== Written request ==
Can you output the material exactly as written, minus any pictures it holds?

== Data listing ==
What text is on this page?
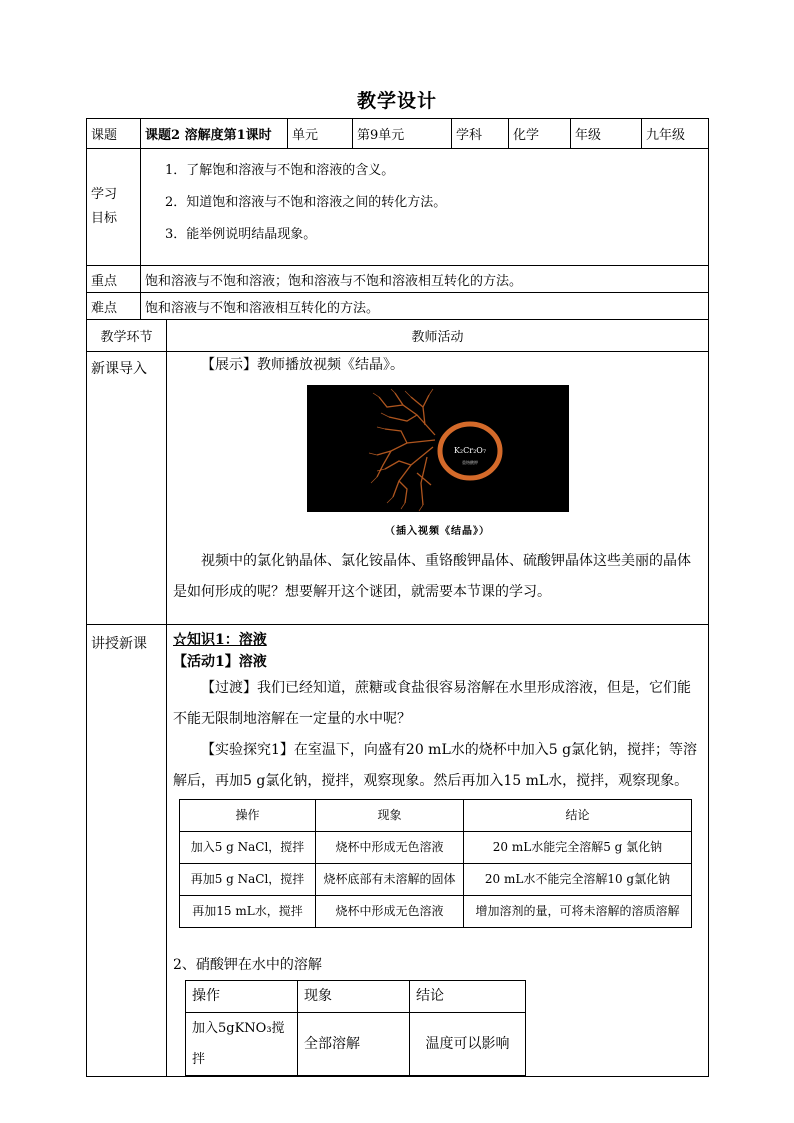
教学设计
课题	课题2 溶解度第1课时	单元	第9单元	学科	化学	年级	九年级

学习目标	1．了解饱和溶液与不饱和溶液的含义。
2．知道饱和溶液与不饱和溶液之间的转化方法。
3．能举例说明结晶现象。						

重点	饱和溶液与不饱和溶液；饱和溶液与不饱和溶液相互转化的方法。						
难点	饱和溶液与不饱和溶液相互转化的方法。						
教学环节	教师活动
新课导入	【展示】教师播放视频《结晶》。

K₂Cr₂O₇
重铬酸钾
（插入视频《结晶》）

视频中的氯化钠晶体、氯化铵晶体、重铬酸钾晶体、硫酸钾晶体这些美丽的晶体是如何形成的呢？想要解开这个谜团，就需要本节课的学习。

讲授新课	☆知识1：溶液

【活动1】溶液

【过渡】我们已经知道，蔗糖或食盐很容易溶解在水里形成溶液，但是，它们能不能无限制地溶解在一定量的水中呢？

【实验探究1】在室温下，向盛有20 mL水的烧杯中加入5 g氯化钠，搅拌；等溶解后，再加5 g氯化钠，搅拌，观察现象。然后再加入15 mL水，搅拌，观察现象。

操作	现象	结论
加入5 g NaCl，搅拌	烧杯中形成无色溶液	20 mL水能完全溶解5 g 氯化钠
再加5 g NaCl，搅拌	烧杯底部有未溶解的固体	20 mL水不能完全溶解10 g氯化钠
再加15 mL水，搅拌	烧杯中形成无色溶液	增加溶剂的量，可将未溶解的溶质溶解

2、硝酸钾在水中的溶解

操作	现象	结论
加入5gKNO₃搅拌	全部溶解	温度可以影响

== Result of the task ==
What text is on this page?
教学设计
课题	课题2 溶解度第1课时	单元	第9单元	学科	化学	年级	九年级

学习目标	1．了解饱和溶液与不饱和溶液的含义。
2．知道饱和溶液与不饱和溶液之间的转化方法。
3．能举例说明结晶现象。						

重点	饱和溶液与不饱和溶液；饱和溶液与不饱和溶液相互转化的方法。						
难点	饱和溶液与不饱和溶液相互转化的方法。						
教学环节	教师活动
新课导入	【展示】教师播放视频《结晶》。

K₂Cr₂O₇
重铬酸钾
（插入视频《结晶》）

视频中的氯化钠晶体、氯化铵晶体、重铬酸钾晶体、硫酸钾晶体这些美丽的晶体是如何形成的呢？想要解开这个谜团，就需要本节课的学习。

讲授新课	☆知识1：溶液

【活动1】溶液

【过渡】我们已经知道，蔗糖或食盐很容易溶解在水里形成溶液，但是，它们能不能无限制地溶解在一定量的水中呢？

【实验探究1】在室温下，向盛有20 mL水的烧杯中加入5 g氯化钠，搅拌；等溶解后，再加5 g氯化钠，搅拌，观察现象。然后再加入15 mL水，搅拌，观察现象。

操作	现象	结论
加入5 g NaCl，搅拌	烧杯中形成无色溶液	20 mL水能完全溶解5 g 氯化钠
再加5 g NaCl，搅拌	烧杯底部有未溶解的固体	20 mL水不能完全溶解10 g氯化钠
再加15 mL水，搅拌	烧杯中形成无色溶液	增加溶剂的量，可将未溶解的溶质溶解

2、硝酸钾在水中的溶解

操作	现象	结论
加入5gKNO₃搅拌	全部溶解	温度可以影响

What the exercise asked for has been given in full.